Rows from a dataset
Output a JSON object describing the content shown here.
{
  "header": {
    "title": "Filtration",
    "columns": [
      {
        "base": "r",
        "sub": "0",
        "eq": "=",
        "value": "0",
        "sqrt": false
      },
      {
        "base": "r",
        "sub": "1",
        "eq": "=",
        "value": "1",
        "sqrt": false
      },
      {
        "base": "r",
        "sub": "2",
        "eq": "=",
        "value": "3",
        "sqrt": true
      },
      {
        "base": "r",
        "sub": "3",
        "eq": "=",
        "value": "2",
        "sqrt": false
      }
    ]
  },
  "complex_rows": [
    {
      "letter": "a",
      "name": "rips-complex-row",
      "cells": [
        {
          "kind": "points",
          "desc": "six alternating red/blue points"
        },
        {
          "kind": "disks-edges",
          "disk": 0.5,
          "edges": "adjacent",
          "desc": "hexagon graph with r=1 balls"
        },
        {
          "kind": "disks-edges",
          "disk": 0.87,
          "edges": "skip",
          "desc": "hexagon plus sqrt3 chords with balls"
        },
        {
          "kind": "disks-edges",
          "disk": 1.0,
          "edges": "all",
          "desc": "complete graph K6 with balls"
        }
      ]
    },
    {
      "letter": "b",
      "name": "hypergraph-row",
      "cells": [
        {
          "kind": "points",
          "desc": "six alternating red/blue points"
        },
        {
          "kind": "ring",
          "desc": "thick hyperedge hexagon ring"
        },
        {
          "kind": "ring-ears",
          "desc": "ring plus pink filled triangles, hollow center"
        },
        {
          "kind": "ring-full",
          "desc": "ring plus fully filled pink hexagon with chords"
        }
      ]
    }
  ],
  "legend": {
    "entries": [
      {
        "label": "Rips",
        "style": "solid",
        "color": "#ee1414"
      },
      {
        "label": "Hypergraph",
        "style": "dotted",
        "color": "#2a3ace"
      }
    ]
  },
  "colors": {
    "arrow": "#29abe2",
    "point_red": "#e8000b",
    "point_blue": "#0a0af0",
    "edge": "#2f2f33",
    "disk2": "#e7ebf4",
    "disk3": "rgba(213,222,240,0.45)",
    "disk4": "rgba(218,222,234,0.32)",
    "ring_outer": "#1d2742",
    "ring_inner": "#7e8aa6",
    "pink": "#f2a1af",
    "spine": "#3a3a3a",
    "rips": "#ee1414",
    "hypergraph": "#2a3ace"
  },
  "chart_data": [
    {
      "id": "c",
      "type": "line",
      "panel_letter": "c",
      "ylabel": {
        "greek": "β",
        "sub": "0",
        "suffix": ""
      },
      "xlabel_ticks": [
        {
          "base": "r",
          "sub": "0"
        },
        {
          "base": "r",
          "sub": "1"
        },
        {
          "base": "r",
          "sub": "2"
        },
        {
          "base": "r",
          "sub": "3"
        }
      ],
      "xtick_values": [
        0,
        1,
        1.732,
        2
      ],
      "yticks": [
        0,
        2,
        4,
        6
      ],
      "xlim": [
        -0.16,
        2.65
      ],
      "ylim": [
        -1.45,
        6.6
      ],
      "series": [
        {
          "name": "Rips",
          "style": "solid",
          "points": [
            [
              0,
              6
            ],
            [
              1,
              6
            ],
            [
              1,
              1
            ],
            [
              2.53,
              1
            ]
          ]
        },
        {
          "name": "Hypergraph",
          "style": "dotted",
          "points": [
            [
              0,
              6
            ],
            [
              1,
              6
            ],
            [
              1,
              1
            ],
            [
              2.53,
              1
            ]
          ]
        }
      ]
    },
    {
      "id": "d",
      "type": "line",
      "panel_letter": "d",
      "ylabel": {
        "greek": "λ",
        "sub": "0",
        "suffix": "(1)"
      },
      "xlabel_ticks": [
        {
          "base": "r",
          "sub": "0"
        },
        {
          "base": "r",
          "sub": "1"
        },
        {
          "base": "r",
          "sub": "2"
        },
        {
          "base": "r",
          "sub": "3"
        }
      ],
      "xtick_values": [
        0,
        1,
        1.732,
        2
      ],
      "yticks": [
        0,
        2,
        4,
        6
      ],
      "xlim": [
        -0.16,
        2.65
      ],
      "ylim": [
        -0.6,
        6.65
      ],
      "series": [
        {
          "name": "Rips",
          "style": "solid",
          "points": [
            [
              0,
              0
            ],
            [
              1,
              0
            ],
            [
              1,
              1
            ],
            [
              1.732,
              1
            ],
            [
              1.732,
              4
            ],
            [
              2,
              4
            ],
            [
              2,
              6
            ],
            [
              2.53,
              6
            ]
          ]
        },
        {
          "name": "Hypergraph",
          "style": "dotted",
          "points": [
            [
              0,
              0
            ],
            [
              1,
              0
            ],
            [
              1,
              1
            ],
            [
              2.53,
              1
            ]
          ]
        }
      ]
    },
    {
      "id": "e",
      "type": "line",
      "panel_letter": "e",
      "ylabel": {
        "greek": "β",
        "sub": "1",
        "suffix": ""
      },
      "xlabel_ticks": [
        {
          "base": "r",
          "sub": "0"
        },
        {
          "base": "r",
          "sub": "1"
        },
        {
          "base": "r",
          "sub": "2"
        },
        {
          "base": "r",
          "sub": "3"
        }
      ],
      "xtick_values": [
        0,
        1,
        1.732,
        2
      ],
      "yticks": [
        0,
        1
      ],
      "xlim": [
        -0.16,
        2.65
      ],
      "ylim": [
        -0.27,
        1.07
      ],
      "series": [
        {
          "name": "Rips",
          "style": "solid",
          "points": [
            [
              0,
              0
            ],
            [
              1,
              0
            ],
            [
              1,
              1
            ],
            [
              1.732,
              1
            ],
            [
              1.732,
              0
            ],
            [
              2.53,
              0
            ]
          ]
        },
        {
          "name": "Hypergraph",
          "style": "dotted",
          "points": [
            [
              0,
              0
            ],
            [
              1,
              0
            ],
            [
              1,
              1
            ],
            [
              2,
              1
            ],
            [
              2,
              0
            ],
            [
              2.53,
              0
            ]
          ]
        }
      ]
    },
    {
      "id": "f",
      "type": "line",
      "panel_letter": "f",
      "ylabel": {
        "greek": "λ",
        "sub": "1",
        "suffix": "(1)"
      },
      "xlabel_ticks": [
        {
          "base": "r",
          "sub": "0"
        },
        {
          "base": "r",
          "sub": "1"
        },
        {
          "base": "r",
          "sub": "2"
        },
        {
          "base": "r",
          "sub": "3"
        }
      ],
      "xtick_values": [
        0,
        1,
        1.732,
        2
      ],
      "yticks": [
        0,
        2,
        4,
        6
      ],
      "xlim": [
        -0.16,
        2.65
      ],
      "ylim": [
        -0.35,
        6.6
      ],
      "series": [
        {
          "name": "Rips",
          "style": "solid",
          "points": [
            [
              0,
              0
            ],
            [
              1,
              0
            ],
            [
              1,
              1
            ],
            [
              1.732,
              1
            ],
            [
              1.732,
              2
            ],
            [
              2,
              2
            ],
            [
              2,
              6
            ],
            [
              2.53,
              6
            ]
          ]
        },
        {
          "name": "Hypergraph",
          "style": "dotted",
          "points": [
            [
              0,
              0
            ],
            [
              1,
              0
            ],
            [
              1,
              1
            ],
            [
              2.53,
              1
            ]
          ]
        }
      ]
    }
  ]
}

> WRITTEN PROBLEM:
Find how many lines include the string "balls" and report that number alone.

> ANSWER TO THE TASK:
3